--- Activity 1 ---
In the Standon Calling festival history, replace "underwater disco" with "floating disco" and write out everything from "2007 saw a Rio" down to "UK Festival Awards.".
--- Activity 2 ---
According to the Standon Calling festival history, who gave the two evening presentations at the 2009 festival?
--- Activity 3 ---
Carry the Standon Calling festival history forward from its last sentence.

--- Extract ---
──────

In 2005, a second stage was built in an adjacent field; after the final act, organiser Trenchard announced to visitors "Don't go to bed!". Performers dressed as fairies, who were hidden in the crowd, threw off their cloaks and led the festival-goers to a surprise all-night party.

The festival expanded to two days in 2006 with a full-size main stage.

2007 saw a Rio Carnival theme and the blossoming of another festival tradition, fancy dress on Saturday. Headliners were The Rumble Strips, New Young Pony Club, Noisettes and Mr Hudson & The Library. Friendly Fires also played the main stage on Saturday afternoon.

In 2008 the festival expanded to three full days, with the Super Furry Animals closing the main stage. Other acts included Florence & The Machine, The Maccabees, Glasvegas, Late Of The Pier, and Dan Le Sac Vs Scroobius Pip.

The theme was Japanese culture, with outfits varying from Harajuku girls to Wasabi peas. Japanese acts included Melt Banana, Acid Mother's Temple and Cosmic Inferno, while activities included calligraphy demonstrations, tea tastings and binocular football.

There was even an underwater disco, which won Standon Calling the Innovation Award at 2008's UK Festival Awards.

In 2009 the theme was "Space", commemorating the 40th anniversary of the Apollo 11 Moon landings. The festival site was duly decorated with props including a Tardis from cult BBC sci-fi serial Doctor Who and the DeLorean time machine from the Back to the Future film trilogy. There were several space-related events, including two evening presentations by space expert Jerry Stone of Spaceflight UK.

===2010s===

2010 saw Standon Calling grow, both in terms of space and ticket sales. Themed around "Murder On The Standon Express", a miniature town with boutique stores, food stands and a fancy dress shop was built on the site.

The festival spread from Standon Lordship onto neighbouring fields with additional car parking and camping. Coach travel provided from local train stations. The pre-festival marketing included a series of "Road to Standon Calling" gigs in London and a competition for smaller upcoming bands to play the main stage on the Sunday night.

2011's theme was 'Gods and Monsters' with Lamb and Battles headlining.

2012's theme 'Journey to the end of the earth' saw headliners Fat Freddies Drop, Beardy Man and Death in Vegas.

2013's theme of 'Running away from the circus' included bands Bastille, Digitalism, The Joy Formidable, De La Soul and Band of Skulls.

──────

--- Provided data ---
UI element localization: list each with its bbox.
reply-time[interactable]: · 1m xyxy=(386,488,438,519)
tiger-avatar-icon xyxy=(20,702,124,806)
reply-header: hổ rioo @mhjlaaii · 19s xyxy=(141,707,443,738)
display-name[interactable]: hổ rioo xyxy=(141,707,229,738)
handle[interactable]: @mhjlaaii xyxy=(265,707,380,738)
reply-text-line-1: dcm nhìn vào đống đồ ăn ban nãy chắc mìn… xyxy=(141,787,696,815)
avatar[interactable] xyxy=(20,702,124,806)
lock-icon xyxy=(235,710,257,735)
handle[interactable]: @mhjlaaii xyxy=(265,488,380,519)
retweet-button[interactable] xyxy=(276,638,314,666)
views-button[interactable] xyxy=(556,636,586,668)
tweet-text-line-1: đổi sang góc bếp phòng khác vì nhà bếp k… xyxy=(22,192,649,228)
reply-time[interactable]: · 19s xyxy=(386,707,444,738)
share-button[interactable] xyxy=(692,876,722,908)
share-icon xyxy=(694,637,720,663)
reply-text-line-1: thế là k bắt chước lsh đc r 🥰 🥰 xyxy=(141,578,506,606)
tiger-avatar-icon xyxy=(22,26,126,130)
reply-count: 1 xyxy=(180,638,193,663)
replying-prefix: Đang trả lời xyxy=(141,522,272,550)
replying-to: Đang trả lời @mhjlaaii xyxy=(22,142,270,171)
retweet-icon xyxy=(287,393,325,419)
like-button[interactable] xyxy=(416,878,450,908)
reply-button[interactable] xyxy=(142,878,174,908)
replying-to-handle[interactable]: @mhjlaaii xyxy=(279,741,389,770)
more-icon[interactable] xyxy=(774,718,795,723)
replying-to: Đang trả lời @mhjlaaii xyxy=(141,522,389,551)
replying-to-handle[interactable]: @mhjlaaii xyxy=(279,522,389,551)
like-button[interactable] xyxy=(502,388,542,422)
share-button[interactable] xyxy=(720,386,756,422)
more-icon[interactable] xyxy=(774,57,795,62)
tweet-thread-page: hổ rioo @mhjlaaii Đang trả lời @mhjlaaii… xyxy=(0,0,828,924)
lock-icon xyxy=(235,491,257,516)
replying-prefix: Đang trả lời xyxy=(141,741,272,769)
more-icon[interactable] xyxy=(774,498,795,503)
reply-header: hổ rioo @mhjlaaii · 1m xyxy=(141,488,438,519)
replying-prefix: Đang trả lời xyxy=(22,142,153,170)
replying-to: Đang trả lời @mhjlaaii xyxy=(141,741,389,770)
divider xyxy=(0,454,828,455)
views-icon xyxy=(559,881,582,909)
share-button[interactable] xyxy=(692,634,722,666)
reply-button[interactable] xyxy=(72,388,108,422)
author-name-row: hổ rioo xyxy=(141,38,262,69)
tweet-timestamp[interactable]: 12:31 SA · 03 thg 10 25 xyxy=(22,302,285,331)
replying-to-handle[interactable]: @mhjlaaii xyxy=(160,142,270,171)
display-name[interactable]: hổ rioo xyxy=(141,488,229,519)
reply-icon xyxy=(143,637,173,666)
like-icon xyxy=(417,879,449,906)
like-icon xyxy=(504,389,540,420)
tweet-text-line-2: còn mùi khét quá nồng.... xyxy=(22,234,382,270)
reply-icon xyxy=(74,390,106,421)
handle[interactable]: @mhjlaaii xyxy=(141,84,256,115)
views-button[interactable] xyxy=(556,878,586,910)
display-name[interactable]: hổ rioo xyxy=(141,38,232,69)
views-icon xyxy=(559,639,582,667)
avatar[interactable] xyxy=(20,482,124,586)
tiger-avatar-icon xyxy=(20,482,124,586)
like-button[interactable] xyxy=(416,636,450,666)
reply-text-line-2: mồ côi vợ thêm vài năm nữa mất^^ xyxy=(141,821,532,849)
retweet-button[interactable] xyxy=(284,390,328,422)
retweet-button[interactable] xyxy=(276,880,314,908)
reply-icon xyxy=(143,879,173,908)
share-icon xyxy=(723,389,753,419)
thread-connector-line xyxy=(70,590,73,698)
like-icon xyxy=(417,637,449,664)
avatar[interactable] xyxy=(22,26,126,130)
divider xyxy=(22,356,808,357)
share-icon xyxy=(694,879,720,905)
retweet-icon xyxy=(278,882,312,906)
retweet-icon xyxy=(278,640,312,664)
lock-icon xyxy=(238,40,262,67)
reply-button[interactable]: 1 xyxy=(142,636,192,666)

──────

--- Your response 1 ---
2007 saw a Rio Carnival theme and the blossoming of another festival tradition, fancy dress on Saturday. Headliners were The Rumble Strips, New Young Pony Club, Noisettes and Mr Hudson & The Library. Friendly Fires also played the main stage on Saturday afternoon.

In 2008 the festival expanded to three full days, with the Super Furry Animals closing the main stage. Other acts included Florence & The Machine, The Maccabees, Glasvegas, Late Of The Pier, and Dan Le Sac Vs Scroobius Pip.

The theme was Japanese culture, with outfits varying from Harajuku girls to Wasabi peas. Japanese acts included Melt Banana, Acid Mother's Temple and Cosmic Inferno, while activities included calligraphy demonstrations, tea tastings and binocular football.

There was even an floating disco, which won Standon Calling the Innovation Award at 2008's UK Festival Awards.

--- Your response 2 ---
Space expert Jerry Stone of Spaceflight UK.

--- Your response 3 ---
2014 had a "Lost in Latin America" theme with headliners Frank Turner, Maximo Park and Public Enemy. Clean Bandit, Charli XCX, Ella Eyre and Young Fathers were other notable names on the lineup.

Celebrating its 10th birthday, Standon Calling increased its capacity to 10,000 in 2015. The theme was "A town of two faces", encouraging cowboy/girl costumes by day and by night the festival took a futuristic turn seeing a variety of disco themed costumes. Disco tribute band Uncle Funk & The Boogie Wonderband opened the main stage. Headlining the festival were Little Dragon, The Dandy Warhols and Basement Jaxx with other acts such as Ella Eyre, Slaves and Kwabs filling the bill.

===2020s===
In common with all UK festivals, Standon Calling 2020 was cancelled due to the COVID-19 pandemic, with tickets being refunded or rolled over to the following year. The event returned in 2021, though the final day of that year's festival was shut down early due to poor weather conditions.

===Demise===
Standon Calling took place for the seventeenth and final time in 2023. Due to financial losses sustained by the event, plans for a 2024 festival - arranged as an eight-day event across two weekends - were scrapped. Some performers and service providers reported that they had not received monies due from the 2023 event. In October 2025 it was confirmed that the firm behind the festival had gone into liquidation and Standon Calling would not return.

===Conviction===
In February 2011, founder Alex Trenchard received a 30-month sentence for defrauding his employer Tesco of £355,000, which he used to fund the event using his company credit card. This followed losses on ticket sales during the 2008 and 2009 events. Trenchard was released after 10 months.